Take the line containing "Decode this image" and every line after it in the data below, and print them exactly as given, with nothing else.

[Collected data]
####
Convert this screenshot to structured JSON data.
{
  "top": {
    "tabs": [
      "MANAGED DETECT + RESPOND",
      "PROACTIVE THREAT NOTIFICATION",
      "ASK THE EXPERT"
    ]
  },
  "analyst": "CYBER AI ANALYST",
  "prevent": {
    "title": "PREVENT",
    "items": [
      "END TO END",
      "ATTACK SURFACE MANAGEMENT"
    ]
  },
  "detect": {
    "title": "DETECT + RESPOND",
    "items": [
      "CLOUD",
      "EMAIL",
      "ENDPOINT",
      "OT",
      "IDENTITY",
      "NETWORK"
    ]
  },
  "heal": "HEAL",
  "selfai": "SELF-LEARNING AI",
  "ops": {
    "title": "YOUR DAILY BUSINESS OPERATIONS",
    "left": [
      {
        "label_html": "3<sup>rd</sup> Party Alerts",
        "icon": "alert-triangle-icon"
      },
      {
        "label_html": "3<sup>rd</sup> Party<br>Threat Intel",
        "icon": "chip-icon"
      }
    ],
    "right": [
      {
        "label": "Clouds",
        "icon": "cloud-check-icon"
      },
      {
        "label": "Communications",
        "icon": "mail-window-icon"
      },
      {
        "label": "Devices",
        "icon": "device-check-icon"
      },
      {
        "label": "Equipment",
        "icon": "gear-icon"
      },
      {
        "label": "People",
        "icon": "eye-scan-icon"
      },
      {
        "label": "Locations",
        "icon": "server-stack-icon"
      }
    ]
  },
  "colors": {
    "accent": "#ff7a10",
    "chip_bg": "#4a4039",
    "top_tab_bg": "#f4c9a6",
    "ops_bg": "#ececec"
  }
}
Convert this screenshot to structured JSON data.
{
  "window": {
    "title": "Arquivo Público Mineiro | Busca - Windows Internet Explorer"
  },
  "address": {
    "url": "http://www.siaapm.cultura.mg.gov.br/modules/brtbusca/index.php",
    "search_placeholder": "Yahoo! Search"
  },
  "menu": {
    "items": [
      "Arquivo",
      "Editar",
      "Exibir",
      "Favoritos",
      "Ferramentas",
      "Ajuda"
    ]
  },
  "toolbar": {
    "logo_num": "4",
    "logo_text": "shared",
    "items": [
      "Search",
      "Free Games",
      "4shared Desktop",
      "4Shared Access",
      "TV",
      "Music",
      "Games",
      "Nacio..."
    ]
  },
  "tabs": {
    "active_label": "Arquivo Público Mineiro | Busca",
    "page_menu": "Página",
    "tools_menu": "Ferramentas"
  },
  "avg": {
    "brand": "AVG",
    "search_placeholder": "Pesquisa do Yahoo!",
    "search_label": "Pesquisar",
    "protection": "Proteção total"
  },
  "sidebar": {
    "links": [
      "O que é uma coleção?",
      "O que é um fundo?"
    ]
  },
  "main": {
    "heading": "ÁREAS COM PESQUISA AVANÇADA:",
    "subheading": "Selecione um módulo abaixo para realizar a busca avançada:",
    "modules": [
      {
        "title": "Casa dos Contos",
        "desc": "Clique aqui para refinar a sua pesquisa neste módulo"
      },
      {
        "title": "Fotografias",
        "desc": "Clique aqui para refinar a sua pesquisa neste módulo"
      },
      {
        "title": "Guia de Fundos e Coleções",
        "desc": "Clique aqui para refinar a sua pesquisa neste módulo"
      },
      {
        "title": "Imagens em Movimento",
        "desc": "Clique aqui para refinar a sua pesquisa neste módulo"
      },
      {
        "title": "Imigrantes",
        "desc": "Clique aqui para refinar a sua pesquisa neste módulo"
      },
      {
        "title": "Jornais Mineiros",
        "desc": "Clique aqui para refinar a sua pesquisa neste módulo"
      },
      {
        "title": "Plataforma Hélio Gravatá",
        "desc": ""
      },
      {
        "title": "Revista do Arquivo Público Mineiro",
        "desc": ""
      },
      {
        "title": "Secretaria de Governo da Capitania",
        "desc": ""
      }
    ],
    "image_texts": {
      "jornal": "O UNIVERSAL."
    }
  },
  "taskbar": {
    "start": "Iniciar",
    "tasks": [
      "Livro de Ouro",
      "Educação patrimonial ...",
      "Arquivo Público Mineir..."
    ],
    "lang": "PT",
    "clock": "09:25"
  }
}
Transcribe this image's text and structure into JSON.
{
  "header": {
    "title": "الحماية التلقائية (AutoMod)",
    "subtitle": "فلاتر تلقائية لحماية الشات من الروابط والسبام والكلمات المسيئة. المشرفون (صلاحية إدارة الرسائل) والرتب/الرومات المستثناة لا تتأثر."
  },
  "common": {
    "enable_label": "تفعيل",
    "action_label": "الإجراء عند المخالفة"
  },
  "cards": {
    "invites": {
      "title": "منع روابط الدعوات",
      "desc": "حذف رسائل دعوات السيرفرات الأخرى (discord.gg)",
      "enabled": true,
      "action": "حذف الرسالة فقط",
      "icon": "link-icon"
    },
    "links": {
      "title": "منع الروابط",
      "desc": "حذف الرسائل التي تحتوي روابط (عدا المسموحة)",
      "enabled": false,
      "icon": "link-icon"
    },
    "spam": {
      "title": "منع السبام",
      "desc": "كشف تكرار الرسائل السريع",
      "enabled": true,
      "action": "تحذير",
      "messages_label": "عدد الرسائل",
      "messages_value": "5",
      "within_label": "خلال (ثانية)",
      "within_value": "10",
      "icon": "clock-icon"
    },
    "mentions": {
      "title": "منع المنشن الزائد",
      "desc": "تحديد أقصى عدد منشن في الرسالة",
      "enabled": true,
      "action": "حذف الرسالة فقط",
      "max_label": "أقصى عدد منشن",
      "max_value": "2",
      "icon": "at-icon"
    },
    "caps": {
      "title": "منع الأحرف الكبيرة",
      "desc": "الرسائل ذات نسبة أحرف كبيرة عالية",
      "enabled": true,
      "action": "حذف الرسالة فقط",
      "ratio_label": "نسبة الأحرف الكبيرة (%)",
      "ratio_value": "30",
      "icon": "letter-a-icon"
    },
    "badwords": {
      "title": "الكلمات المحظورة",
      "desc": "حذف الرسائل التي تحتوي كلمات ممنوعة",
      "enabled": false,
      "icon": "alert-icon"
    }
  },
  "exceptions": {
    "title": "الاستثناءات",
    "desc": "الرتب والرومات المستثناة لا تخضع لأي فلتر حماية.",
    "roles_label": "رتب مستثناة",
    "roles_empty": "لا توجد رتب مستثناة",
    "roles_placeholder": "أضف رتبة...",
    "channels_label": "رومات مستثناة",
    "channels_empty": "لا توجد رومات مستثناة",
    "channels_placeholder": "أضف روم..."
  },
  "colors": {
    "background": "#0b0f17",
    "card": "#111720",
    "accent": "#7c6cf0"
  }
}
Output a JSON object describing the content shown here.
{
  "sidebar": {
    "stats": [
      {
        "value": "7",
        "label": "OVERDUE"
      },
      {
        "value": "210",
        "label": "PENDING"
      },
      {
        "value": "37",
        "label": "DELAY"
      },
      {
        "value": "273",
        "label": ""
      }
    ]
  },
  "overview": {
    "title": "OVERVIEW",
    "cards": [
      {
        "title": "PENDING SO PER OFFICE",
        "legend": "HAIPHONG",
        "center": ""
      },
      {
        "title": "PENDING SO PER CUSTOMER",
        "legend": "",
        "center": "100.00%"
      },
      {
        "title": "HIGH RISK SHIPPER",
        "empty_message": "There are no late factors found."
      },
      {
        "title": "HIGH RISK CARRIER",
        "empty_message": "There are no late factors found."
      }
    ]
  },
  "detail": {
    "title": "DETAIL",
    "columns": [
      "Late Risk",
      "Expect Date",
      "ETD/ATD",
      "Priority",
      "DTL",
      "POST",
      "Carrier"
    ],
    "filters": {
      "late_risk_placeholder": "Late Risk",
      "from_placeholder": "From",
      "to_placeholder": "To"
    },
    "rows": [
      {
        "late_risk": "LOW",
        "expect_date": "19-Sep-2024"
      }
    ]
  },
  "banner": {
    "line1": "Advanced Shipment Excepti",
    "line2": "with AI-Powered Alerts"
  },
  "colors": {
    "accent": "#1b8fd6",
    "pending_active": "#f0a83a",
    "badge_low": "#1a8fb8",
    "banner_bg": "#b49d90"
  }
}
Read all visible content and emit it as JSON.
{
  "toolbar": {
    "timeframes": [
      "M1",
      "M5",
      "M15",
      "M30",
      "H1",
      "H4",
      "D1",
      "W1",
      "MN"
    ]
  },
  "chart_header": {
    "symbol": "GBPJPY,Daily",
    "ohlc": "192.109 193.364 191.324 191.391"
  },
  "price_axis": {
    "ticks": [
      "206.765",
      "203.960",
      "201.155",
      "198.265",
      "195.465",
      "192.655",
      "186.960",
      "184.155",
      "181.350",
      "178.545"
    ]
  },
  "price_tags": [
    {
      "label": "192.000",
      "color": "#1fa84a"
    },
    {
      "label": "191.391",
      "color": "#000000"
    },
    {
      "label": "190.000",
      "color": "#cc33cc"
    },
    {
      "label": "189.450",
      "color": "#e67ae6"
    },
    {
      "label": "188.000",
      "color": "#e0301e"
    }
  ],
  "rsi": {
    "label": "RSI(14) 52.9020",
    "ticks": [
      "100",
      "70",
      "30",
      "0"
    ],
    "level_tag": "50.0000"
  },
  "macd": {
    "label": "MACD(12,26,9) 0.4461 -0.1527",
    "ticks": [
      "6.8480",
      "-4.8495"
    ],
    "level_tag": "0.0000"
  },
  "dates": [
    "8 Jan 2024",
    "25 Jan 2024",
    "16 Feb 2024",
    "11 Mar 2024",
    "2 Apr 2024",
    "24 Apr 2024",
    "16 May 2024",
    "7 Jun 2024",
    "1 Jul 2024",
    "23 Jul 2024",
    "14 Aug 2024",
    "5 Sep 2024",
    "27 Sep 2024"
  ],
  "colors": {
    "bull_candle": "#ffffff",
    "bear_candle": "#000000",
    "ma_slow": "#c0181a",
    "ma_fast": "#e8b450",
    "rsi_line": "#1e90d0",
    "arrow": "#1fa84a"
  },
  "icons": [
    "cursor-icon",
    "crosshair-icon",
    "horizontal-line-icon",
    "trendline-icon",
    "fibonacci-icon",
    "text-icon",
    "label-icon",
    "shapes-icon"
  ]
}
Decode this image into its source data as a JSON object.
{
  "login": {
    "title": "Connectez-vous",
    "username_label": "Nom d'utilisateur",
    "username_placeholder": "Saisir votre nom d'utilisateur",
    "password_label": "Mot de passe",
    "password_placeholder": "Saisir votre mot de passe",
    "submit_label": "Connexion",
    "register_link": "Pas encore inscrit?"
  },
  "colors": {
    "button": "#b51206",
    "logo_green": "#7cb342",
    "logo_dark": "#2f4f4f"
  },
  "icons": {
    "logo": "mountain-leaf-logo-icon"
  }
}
####
> **Problem solution**
Decode this image into its source data as a JSON object.
{
  "login": {
    "title": "Connectez-vous",
    "username_label": "Nom d'utilisateur",
    "username_placeholder": "Saisir votre nom d'utilisateur",
    "password_label": "Mot de passe",
    "password_placeholder": "Saisir votre mot de passe",
    "submit_label": "Connexion",
    "register_link": "Pas encore inscrit?"
  },
  "colors": {
    "button": "#b51206",
    "logo_green": "#7cb342",
    "logo_dark": "#2f4f4f"
  },
  "icons": {
    "logo": "mountain-leaf-logo-icon"
  }
}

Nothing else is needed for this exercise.